● **USING THE INFORMATION**
**1)** For each statement about the asthma abstract below, answer yes or no and quote the words of the abstract that decide it. (a) The study used targeted next-generation sequencing in 576 cases of asthma. (b) PLA2G7 rare variant carriers had lower FeNO levels than non-carriers. (c) The median age of onset was 16 years.
**2)** List every p-value reported in the asthma abstract below.
**3)** Rewrite the paragraph of the asthma abstract below that begins "Abstract Understanding of the contributions" as a bulleted list that keeps its main facts.

● **TEXT SHOWN**
+++
Rare variants in PLA2G7 are associated with the age of onset and disease burden of asthma

Abstract

Abstract Understanding of the contributions of rare genetic variants in asthma is limited. In this study, we investigated this contribution in 121 asthma-associated genes to the age of onset and disease burden using targeted next-generation sequencing in 576 cases of asthma. The Sequence Kernel Association Test (SKAT) was used for cumulative rare variant association analysis, with asthma onset as the outcome. The median age of onset was 12 years (IQR 5–21) and 65% of the patients developed asthma before age 16. Ninety-two genes with ≥ 10 rare variants (MAF ≤ 1%) were available for the SKAT analysis. We found a cumulative effect (p = 0.015, uncorrected for multiple testing) of rare variants of PLA2G7 (phospholipase A2, group VII) and asthma onset. PLA2G7 rare variant carriers showed higher levels of FeNO than PLA2G7 non-carriers (18 ppb (IQR 14–30) vs. 13 ppb (IQR 8–21), p = 0.013). Furthermore, FEV1 was reduced in the PLA2G7 carriers compared to the non-carriers (87.6% (12.3) vs. 96.0% (13.6), p = 0.018). In conclusion, we found an association between the PLA2G2 locus and the age of onset in a population of Norwegian patients with asthma. Furthermore, increased FeNO and reduced FEV1 were observed among the PLA2G7 carriers.
+++
(Saved data entries)
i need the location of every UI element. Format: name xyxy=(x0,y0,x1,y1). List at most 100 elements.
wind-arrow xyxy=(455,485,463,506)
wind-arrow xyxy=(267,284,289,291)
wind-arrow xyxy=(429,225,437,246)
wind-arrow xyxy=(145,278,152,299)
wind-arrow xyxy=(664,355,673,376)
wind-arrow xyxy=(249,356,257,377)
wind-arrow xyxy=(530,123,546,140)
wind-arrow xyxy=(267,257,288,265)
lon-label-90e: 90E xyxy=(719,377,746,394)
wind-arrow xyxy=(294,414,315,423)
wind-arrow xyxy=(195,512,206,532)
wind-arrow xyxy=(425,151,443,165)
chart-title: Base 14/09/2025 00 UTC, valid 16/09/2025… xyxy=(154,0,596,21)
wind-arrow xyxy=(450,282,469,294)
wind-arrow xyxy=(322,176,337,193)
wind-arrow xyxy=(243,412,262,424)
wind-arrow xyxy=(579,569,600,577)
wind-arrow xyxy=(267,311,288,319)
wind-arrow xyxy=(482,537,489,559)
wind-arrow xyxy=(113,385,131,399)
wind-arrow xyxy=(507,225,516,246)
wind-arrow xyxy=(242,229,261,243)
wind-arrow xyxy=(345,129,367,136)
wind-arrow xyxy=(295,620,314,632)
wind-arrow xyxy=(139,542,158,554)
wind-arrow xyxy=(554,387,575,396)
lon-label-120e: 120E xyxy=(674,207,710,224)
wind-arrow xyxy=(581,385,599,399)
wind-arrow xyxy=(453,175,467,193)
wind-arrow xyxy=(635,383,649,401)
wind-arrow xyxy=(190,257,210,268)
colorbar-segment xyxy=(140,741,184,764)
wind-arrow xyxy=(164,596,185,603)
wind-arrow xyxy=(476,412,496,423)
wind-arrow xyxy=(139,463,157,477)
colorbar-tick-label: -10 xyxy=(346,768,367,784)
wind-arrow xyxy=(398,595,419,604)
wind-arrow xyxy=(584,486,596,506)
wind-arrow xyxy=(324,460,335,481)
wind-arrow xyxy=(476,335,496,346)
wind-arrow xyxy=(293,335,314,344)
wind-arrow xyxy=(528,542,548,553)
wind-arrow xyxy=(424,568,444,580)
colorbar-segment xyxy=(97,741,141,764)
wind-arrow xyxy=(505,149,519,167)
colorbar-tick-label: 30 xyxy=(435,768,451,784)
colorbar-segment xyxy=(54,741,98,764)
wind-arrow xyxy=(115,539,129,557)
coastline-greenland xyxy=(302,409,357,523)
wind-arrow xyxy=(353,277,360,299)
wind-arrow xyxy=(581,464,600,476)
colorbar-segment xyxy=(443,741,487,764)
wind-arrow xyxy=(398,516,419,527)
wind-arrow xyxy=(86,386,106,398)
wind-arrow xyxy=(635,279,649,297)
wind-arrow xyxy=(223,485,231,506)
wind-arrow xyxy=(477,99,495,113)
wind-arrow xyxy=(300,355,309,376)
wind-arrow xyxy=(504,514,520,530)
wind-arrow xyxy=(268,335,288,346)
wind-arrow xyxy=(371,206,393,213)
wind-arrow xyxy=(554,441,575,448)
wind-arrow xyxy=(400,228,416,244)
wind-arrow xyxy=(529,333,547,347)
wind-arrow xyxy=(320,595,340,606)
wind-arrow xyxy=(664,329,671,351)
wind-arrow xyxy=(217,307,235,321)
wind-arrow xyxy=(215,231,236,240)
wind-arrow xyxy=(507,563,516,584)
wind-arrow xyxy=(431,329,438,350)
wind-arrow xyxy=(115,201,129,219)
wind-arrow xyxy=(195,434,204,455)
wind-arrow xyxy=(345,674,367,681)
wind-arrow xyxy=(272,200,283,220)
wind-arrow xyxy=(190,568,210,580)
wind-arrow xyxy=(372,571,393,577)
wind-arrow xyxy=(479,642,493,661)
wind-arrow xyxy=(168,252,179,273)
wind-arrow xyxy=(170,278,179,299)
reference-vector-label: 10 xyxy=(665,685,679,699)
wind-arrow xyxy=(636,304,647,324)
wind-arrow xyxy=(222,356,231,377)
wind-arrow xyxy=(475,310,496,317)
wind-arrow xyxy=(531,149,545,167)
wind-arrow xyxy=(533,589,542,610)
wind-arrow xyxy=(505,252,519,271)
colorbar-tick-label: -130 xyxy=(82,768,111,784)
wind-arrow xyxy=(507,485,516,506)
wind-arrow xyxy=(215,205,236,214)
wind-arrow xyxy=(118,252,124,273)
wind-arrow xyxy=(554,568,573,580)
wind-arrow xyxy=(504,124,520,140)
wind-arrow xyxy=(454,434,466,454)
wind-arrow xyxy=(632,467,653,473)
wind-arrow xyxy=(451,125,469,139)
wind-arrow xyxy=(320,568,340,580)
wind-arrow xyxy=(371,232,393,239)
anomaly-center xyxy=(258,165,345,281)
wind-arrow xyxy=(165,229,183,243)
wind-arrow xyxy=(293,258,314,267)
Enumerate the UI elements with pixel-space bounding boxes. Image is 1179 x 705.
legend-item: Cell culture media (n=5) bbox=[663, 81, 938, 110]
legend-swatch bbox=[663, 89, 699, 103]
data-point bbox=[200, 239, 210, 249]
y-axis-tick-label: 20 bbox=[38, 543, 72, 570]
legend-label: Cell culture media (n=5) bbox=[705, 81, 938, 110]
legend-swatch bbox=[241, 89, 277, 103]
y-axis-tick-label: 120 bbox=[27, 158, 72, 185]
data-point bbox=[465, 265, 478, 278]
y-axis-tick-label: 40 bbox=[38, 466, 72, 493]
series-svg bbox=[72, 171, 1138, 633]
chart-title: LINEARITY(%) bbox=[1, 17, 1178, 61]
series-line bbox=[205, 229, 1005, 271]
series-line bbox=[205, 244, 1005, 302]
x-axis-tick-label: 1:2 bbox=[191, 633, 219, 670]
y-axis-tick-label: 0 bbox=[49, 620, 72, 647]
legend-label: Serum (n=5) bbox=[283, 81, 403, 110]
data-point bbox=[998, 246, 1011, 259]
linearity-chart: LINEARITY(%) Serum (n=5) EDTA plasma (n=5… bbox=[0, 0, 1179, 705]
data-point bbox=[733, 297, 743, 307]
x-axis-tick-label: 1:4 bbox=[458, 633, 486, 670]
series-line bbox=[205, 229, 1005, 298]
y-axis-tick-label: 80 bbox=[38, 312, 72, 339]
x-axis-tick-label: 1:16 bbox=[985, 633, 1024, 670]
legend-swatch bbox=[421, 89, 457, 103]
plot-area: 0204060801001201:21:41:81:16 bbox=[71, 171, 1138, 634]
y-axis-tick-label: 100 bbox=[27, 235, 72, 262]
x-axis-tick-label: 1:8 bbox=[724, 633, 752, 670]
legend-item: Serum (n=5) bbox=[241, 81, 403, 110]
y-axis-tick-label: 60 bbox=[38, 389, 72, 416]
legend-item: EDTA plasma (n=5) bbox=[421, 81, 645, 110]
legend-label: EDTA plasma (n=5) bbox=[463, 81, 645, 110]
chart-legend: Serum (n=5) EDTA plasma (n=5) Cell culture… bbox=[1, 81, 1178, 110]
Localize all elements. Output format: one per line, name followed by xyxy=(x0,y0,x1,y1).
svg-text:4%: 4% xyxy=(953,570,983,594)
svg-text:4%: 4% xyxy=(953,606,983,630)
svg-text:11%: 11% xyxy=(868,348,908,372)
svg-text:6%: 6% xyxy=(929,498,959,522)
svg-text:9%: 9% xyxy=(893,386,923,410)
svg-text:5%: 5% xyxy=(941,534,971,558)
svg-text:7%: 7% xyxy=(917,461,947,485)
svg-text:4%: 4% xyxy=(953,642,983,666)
+++
● **TASK-BY-TASK SOLUTIONS**
**1)**
(a) Yes: "using targeted next-generation sequencing in 576 cases of asthma"
(b) No: "PLA2G7 rare variant carriers showed higher levels of FeNO than PLA2G7 non-carriers"
(c) No: "The median age of onset was 12 years (IQR 5–21)"

**2)** p = 0.015, p = 0.013, p = 0.018

**3)**
- Little is known about how rare genetic variants contribute to asthma.
- The study examined rare variants in 121 asthma-associated genes in relation to age of onset and disease burden.
- It used targeted next-generation sequencing in 576 cases of asthma.
- Cumulative rare variant association was analyzed with the Sequence Kernel Association Test (SKAT), with asthma onset as the outcome.
- The median age of onset was 12 years (IQR 5–21), and 65% of patients developed asthma before age 16.
- Ninety-two genes with ≥ 10 rare variants (MAF ≤ 1%) were available for the SKAT analysis.
- Rare variants of PLA2G7 (phospholipase A2, group VII) showed a cumulative effect on asthma onset (p = 0.015, uncorrected for multiple testing).
- PLA2G7 carriers had higher FeNO than non-carriers: 18 ppb (IQR 14–30) vs. 13 ppb (IQR 8–21), p = 0.013.
- PLA2G7 carriers had reduced FEV1 compared with non-carriers: 87.6% (12.3) vs. 96.0% (13.6), p = 0.018.
- The patients were a population of Norwegian patients with asthma.